§ Requisitos del ejercicio
Extrae literalmente del relato sobre Sara y su padre el tramo que va desde "Yo quisiera un" hasta "por correo expreso.", ambos incluidos.

§ Fragmento del documento
-----

Yo quisiera un lugar para ir a visitarte, para hablar contigo, y me dolería no tenerlo, y estaría tan triste si mis hijos no lo tuvieran. Por favor no me prives de esto. Es probablemente uno de los instintos humanos más básicos.
Habiendo dicho todo lo anterior, no puedo aceptar nada menos que Mami y tú juntos vean a mis hijos crecer, y verme a mí personalmente llegar a la madurez y más allá, y – quizás, quien sabe – incluso a la senilidad. Te suplico por favor, Papi, usa esa tan conocida voluntad tuya para vivir para satisfacer mi extrema necesidad de tu presencia.
Me disculpo más de lo que puedo decir por estar poniendo un obstáculo para ti y dificultarte el llevar a cabo lo que crees. Por favor perdóname.
Con amor, Sara
Su respuesta llego unos cuantos días después, por correo expreso.
Querida Sara Kit,
Por favor quédate tranquila. Voy a cambiar mi testamento y todo está bien.
Con amor, Papi
* * *
A finales de agosto de 1990, tres meses antes de la muerte inesperada de mi padre de un ataque al corazón, mis padres y yo estábamos un sábado por la noche en Jerusalem buscando un lugar agradable para cenar. Pero Shabat termina tarde en el verano, y todos los establecimientos casher aún estaban cerrados. En la compañía de varios pequeños nietos cansados y malhumorados, estábamos conduciendo de un lugar a otro, mi madre y padre poniéndose visiblemente cansados de estas correrías nocturnas alrededor de la Ciudad Santa, cuando finalmente, desde la ventana trasera de su auto arrendado, divisé lo que parecía ser un lugar casher de bagels. Todos nos alegramos, mi padre encontró un estacionamiento, y nos fuimos, los niños saltando felizmente delante de nosotros.

-----

§ Información mostrada

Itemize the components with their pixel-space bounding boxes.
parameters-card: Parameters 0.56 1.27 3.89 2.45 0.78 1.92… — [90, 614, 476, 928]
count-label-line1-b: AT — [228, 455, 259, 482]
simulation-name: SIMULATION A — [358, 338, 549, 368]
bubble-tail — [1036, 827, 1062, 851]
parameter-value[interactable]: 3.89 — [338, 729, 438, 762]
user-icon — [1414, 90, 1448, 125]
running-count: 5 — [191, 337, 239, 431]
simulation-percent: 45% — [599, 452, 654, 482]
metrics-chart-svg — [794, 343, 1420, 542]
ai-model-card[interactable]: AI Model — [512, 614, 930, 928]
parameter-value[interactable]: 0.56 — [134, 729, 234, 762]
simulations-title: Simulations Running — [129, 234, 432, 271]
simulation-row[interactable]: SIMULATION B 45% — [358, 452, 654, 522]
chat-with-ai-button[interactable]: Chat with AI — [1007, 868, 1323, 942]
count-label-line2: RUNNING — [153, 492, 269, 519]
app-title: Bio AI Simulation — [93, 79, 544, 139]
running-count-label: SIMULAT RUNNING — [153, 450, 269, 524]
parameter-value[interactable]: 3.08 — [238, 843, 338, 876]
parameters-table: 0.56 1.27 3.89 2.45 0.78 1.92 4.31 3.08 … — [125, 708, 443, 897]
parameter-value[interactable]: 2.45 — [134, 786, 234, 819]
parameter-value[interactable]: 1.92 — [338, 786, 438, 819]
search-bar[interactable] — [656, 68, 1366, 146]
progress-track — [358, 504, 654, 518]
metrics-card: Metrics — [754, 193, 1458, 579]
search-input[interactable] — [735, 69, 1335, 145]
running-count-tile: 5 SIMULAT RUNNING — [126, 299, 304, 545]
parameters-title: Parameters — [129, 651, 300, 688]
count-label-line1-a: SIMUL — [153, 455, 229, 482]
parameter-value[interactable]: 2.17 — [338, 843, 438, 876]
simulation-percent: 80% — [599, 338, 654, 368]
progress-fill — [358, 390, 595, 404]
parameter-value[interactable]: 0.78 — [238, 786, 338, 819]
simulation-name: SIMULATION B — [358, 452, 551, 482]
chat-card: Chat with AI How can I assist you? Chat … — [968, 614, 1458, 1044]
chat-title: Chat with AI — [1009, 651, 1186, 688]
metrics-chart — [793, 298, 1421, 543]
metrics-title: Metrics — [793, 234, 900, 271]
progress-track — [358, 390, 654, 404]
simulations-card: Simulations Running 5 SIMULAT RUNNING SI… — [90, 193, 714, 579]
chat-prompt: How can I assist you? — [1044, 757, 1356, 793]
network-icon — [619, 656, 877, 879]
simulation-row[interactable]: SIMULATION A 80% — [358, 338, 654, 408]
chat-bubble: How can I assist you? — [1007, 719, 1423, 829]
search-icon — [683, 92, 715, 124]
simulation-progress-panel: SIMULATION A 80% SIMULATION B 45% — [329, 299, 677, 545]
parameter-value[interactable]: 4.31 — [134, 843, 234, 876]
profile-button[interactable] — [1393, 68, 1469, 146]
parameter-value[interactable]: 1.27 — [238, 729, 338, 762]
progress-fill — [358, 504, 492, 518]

-----

§ Solución
Yo quisiera un lugar para ir a visitarte, para hablar contigo, y me dolería no tenerlo, y estaría tan triste si mis hijos no lo tuvieran. Por favor no me prives de esto. Es probablemente uno de los instintos humanos más básicos.
Habiendo dicho todo lo anterior, no puedo aceptar nada menos que Mami y tú juntos vean a mis hijos crecer, y verme a mí personalmente llegar a la madurez y más allá, y – quizás, quien sabe – incluso a la senilidad. Te suplico por favor, Papi, usa esa tan conocida voluntad tuya para vivir para satisfacer mi extrema necesidad de tu presencia.
Me disculpo más de lo que puedo decir por estar poniendo un obstáculo para ti y dificultarte el llevar a cabo lo que crees. Por favor perdóname.
Con amor, Sara
Su respuesta llego unos cuantos días después, por correo expreso.